## What you should do
Within the records that follow, find every line containing the string "content". Copy those lines.

## Input material

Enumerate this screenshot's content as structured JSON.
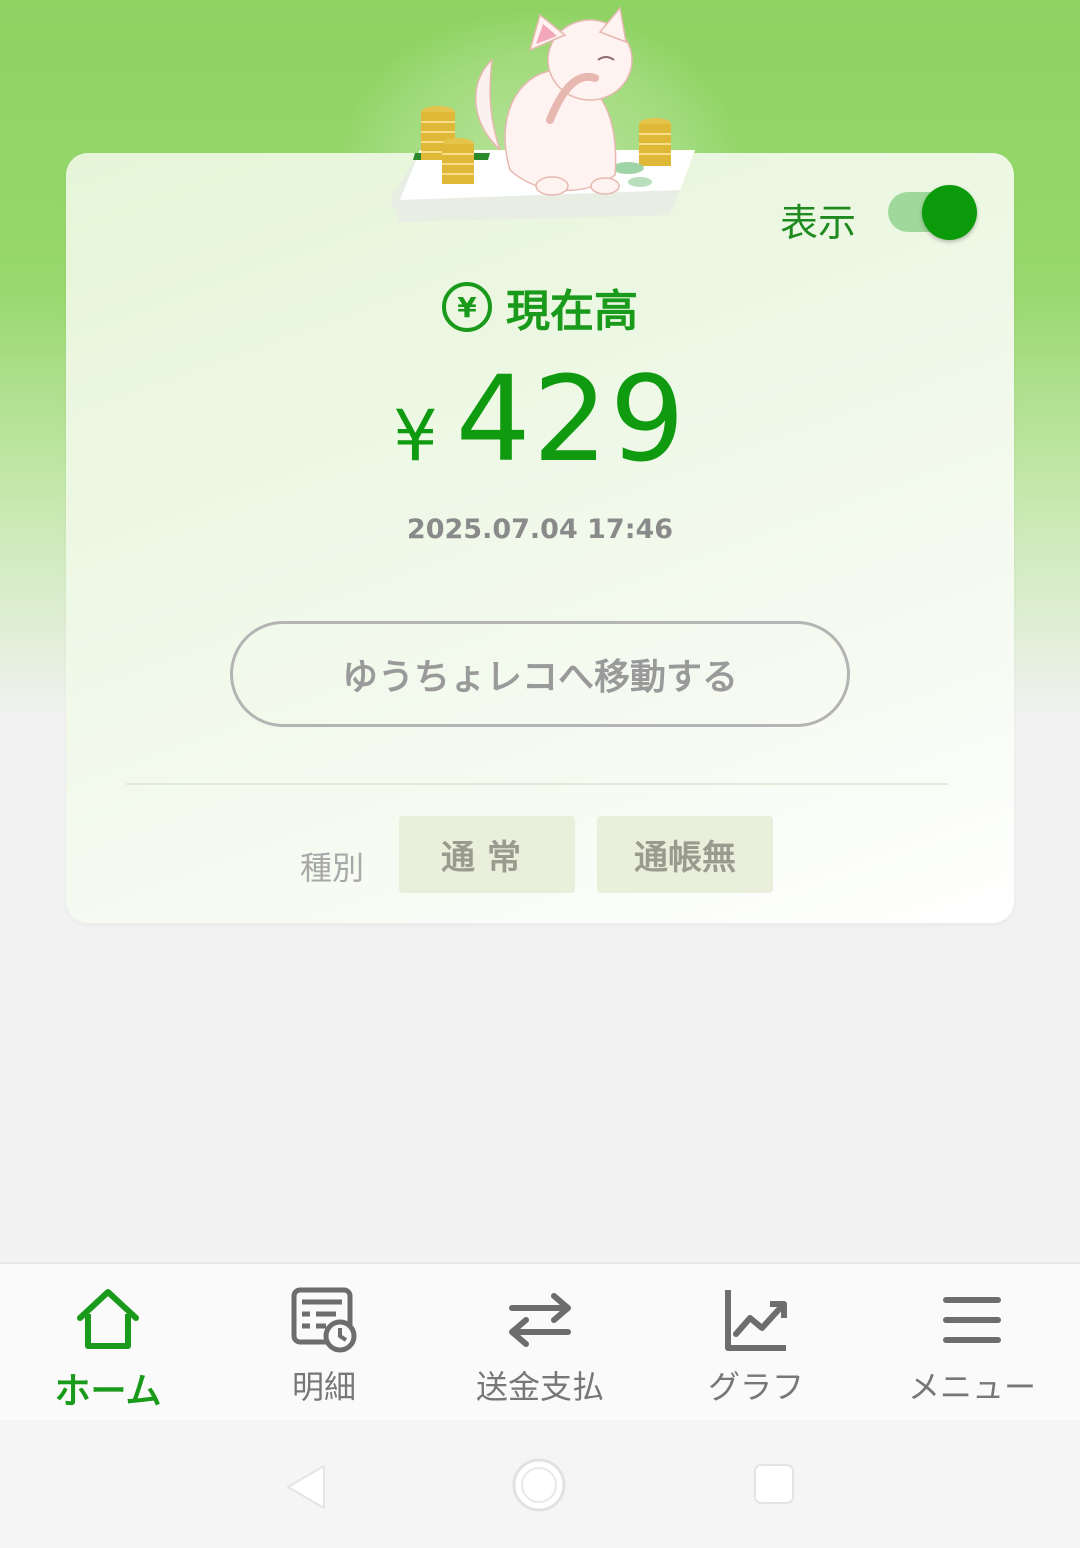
{
  "header": {
    "toggle_label": "表示",
    "toggle_on": true
  },
  "balance": {
    "icon": "yen-circle-icon",
    "yen_glyph": "¥",
    "label": "現在高",
    "currency_symbol": "¥",
    "amount": "429",
    "timestamp": "2025.07.04 17:46"
  },
  "actions": {
    "move_button": "ゆうちょレコへ移動する"
  },
  "account_type": {
    "label": "種別",
    "chips": [
      "通常",
      "通帳無"
    ]
  },
  "bottom_nav": {
    "items": [
      {
        "label": "ホーム",
        "icon": "home-icon",
        "active": true
      },
      {
        "label": "明細",
        "icon": "statement-icon",
        "active": false
      },
      {
        "label": "送金支払",
        "icon": "transfer-icon",
        "active": false
      },
      {
        "label": "グラフ",
        "icon": "chart-icon",
        "active": false
      },
      {
        "label": "メニュー",
        "icon": "menu-icon",
        "active": false
      }
    ]
  },
  "colors": {
    "brand_green": "#1a9a1a",
    "header_green": "#8fd363"
  }
}
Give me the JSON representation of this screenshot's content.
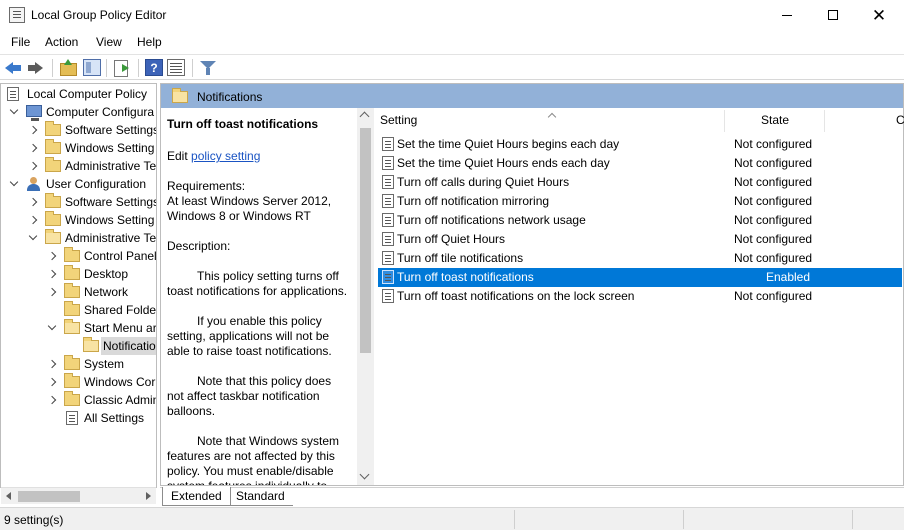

## Result for this exercise
Enumerate this screenshot's content as structured JSON.
Give me the JSON representation of this screenshot's content.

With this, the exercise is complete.